EXERCISE OBJECTIVE: Reproduce all entries precisely as they are written.

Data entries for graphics
· · · · · · ·

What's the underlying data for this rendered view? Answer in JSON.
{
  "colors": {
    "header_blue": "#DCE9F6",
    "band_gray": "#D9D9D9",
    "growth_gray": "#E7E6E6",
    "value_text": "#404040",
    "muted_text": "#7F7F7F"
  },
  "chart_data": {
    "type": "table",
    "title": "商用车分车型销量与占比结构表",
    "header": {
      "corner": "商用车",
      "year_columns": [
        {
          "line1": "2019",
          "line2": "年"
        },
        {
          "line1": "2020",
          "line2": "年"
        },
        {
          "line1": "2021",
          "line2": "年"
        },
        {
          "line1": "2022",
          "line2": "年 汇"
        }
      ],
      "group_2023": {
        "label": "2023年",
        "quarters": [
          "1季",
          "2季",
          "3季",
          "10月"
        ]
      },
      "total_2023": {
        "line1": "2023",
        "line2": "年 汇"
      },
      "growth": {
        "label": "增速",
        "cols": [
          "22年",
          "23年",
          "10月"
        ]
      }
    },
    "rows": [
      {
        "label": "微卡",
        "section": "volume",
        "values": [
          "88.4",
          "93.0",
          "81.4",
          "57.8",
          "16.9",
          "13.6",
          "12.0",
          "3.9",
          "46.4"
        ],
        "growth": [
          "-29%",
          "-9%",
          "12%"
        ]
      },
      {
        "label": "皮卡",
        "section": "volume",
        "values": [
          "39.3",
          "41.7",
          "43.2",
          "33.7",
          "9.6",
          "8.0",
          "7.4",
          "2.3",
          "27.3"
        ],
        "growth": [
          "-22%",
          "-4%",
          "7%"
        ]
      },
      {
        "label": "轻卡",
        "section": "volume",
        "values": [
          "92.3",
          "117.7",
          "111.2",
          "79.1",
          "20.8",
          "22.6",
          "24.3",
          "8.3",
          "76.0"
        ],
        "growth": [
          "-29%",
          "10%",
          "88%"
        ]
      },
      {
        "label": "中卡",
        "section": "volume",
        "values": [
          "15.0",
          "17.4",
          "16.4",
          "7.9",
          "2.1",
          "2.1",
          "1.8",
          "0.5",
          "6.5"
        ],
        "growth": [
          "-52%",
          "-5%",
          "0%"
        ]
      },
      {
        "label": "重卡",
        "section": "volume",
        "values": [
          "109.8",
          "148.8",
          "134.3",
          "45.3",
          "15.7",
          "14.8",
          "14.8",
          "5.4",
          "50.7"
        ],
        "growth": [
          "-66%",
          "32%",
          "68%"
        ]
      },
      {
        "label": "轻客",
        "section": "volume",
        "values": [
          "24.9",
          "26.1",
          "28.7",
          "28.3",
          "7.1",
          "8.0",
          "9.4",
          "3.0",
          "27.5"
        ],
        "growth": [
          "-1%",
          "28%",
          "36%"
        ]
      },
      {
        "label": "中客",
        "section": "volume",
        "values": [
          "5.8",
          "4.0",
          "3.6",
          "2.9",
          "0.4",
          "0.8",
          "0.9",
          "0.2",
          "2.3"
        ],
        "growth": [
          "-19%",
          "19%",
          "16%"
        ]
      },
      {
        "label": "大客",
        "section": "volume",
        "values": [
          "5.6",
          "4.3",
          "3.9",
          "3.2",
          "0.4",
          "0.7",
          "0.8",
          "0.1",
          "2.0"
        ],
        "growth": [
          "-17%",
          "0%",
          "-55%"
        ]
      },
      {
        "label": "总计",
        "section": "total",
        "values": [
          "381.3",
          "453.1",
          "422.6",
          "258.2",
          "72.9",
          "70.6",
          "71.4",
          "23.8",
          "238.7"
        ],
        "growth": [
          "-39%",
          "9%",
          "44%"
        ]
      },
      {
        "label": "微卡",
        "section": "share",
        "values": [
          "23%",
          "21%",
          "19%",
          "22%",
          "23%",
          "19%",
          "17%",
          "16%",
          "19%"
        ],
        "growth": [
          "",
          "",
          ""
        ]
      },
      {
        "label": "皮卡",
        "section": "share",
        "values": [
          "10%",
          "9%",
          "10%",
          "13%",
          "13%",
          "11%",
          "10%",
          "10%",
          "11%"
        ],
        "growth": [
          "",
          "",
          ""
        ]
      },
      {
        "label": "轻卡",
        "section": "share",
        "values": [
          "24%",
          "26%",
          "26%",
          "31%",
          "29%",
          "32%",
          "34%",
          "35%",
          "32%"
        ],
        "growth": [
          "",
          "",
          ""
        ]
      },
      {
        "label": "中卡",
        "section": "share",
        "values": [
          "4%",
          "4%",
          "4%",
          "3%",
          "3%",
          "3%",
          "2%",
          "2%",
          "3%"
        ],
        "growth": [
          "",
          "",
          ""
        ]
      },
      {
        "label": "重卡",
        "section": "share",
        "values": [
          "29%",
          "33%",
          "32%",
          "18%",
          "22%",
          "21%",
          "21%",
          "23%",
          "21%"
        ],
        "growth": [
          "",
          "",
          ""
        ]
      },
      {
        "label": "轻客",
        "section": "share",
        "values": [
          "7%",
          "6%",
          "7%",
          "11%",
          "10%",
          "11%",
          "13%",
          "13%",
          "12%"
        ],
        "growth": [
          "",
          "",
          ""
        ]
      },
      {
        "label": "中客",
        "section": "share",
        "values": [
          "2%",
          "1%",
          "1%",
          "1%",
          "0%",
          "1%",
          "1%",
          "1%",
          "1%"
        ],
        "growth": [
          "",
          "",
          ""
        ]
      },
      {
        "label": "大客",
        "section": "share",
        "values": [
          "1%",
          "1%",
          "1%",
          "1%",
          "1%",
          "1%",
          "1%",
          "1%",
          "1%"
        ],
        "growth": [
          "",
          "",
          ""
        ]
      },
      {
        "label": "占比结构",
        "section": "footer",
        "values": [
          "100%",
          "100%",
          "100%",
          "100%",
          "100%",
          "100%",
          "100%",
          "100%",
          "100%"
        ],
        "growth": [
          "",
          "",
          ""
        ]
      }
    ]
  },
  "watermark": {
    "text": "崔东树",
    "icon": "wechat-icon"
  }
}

· · · · · · ·

REPLY:
What's the underlying data for this rendered view? Answer in JSON.
{
  "colors": {
    "header_blue": "#DCE9F6",
    "band_gray": "#D9D9D9",
    "growth_gray": "#E7E6E6",
    "value_text": "#404040",
    "muted_text": "#7F7F7F"
  },
  "chart_data": {
    "type": "table",
    "title": "商用车分车型销量与占比结构表",
    "header": {
      "corner": "商用车",
      "year_columns": [
        {
          "line1": "2019",
          "line2": "年"
        },
        {
          "line1": "2020",
          "line2": "年"
        },
        {
          "line1": "2021",
          "line2": "年"
        },
        {
          "line1": "2022",
          "line2": "年 汇"
        }
      ],
      "group_2023": {
        "label": "2023年",
        "quarters": [
          "1季",
          "2季",
          "3季",
          "10月"
        ]
      },
      "total_2023": {
        "line1": "2023",
        "line2": "年 汇"
      },
      "growth": {
        "label": "增速",
        "cols": [
          "22年",
          "23年",
          "10月"
        ]
      }
    },
    "rows": [
      {
        "label": "微卡",
        "section": "volume",
        "values": [
          "88.4",
          "93.0",
          "81.4",
          "57.8",
          "16.9",
          "13.6",
          "12.0",
          "3.9",
          "46.4"
        ],
        "growth": [
          "-29%",
          "-9%",
          "12%"
        ]
      },
      {
        "label": "皮卡",
        "section": "volume",
        "values": [
          "39.3",
          "41.7",
          "43.2",
          "33.7",
          "9.6",
          "8.0",
          "7.4",
          "2.3",
          "27.3"
        ],
        "growth": [
          "-22%",
          "-4%",
          "7%"
        ]
      },
      {
        "label": "轻卡",
        "section": "volume",
        "values": [
          "92.3",
          "117.7",
          "111.2",
          "79.1",
          "20.8",
          "22.6",
          "24.3",
          "8.3",
          "76.0"
        ],
        "growth": [
          "-29%",
          "10%",
          "88%"
        ]
      },
      {
        "label": "中卡",
        "section": "volume",
        "values": [
          "15.0",
          "17.4",
          "16.4",
          "7.9",
          "2.1",
          "2.1",
          "1.8",
          "0.5",
          "6.5"
        ],
        "growth": [
          "-52%",
          "-5%",
          "0%"
        ]
      },
      {
        "label": "重卡",
        "section": "volume",
        "values": [
          "109.8",
          "148.8",
          "134.3",
          "45.3",
          "15.7",
          "14.8",
          "14.8",
          "5.4",
          "50.7"
        ],
        "growth": [
          "-66%",
          "32%",
          "68%"
        ]
      },
      {
        "label": "轻客",
        "section": "volume",
        "values": [
          "24.9",
          "26.1",
          "28.7",
          "28.3",
          "7.1",
          "8.0",
          "9.4",
          "3.0",
          "27.5"
        ],
        "growth": [
          "-1%",
          "28%",
          "36%"
        ]
      },
      {
        "label": "中客",
        "section": "volume",
        "values": [
          "5.8",
          "4.0",
          "3.6",
          "2.9",
          "0.4",
          "0.8",
          "0.9",
          "0.2",
          "2.3"
        ],
        "growth": [
          "-19%",
          "19%",
          "16%"
        ]
      },
      {
        "label": "大客",
        "section": "volume",
        "values": [
          "5.6",
          "4.3",
          "3.9",
          "3.2",
          "0.4",
          "0.7",
          "0.8",
          "0.1",
          "2.0"
        ],
        "growth": [
          "-17%",
          "0%",
          "-55%"
        ]
      },
      {
        "label": "总计",
        "section": "total",
        "values": [
          "381.3",
          "453.1",
          "422.6",
          "258.2",
          "72.9",
          "70.6",
          "71.4",
          "23.8",
          "238.7"
        ],
        "growth": [
          "-39%",
          "9%",
          "44%"
        ]
      },
      {
        "label": "微卡",
        "section": "share",
        "values": [
          "23%",
          "21%",
          "19%",
          "22%",
          "23%",
          "19%",
          "17%",
          "16%",
          "19%"
        ],
        "growth": [
          "",
          "",
          ""
        ]
      },
      {
        "label": "皮卡",
        "section": "share",
        "values": [
          "10%",
          "9%",
          "10%",
          "13%",
          "13%",
          "11%",
          "10%",
          "10%",
          "11%"
        ],
        "growth": [
          "",
          "",
          ""
        ]
      },
      {
        "label": "轻卡",
        "section": "share",
        "values": [
          "24%",
          "26%",
          "26%",
          "31%",
          "29%",
          "32%",
          "34%",
          "35%",
          "32%"
        ],
        "growth": [
          "",
          "",
          ""
        ]
      },
      {
        "label": "中卡",
        "section": "share",
        "values": [
          "4%",
          "4%",
          "4%",
          "3%",
          "3%",
          "3%",
          "2%",
          "2%",
          "3%"
        ],
        "growth": [
          "",
          "",
          ""
        ]
      },
      {
        "label": "重卡",
        "section": "share",
        "values": [
          "29%",
          "33%",
          "32%",
          "18%",
          "22%",
          "21%",
          "21%",
          "23%",
          "21%"
        ],
        "growth": [
          "",
          "",
          ""
        ]
      },
      {
        "label": "轻客",
        "section": "share",
        "values": [
          "7%",
          "6%",
          "7%",
          "11%",
          "10%",
          "11%",
          "13%",
          "13%",
          "12%"
        ],
        "growth": [
          "",
          "",
          ""
        ]
      },
      {
        "label": "中客",
        "section": "share",
        "values": [
          "2%",
          "1%",
          "1%",
          "1%",
          "0%",
          "1%",
          "1%",
          "1%",
          "1%"
        ],
        "growth": [
          "",
          "",
          ""
        ]
      },
      {
        "label": "大客",
        "section": "share",
        "values": [
          "1%",
          "1%",
          "1%",
          "1%",
          "1%",
          "1%",
          "1%",
          "1%",
          "1%"
        ],
        "growth": [
          "",
          "",
          ""
        ]
      },
      {
        "label": "占比结构",
        "section": "footer",
        "values": [
          "100%",
          "100%",
          "100%",
          "100%",
          "100%",
          "100%",
          "100%",
          "100%",
          "100%"
        ],
        "growth": [
          "",
          "",
          ""
        ]
      }
    ]
  },
  "watermark": {
    "text": "崔东树",
    "icon": "wechat-icon"
  }
}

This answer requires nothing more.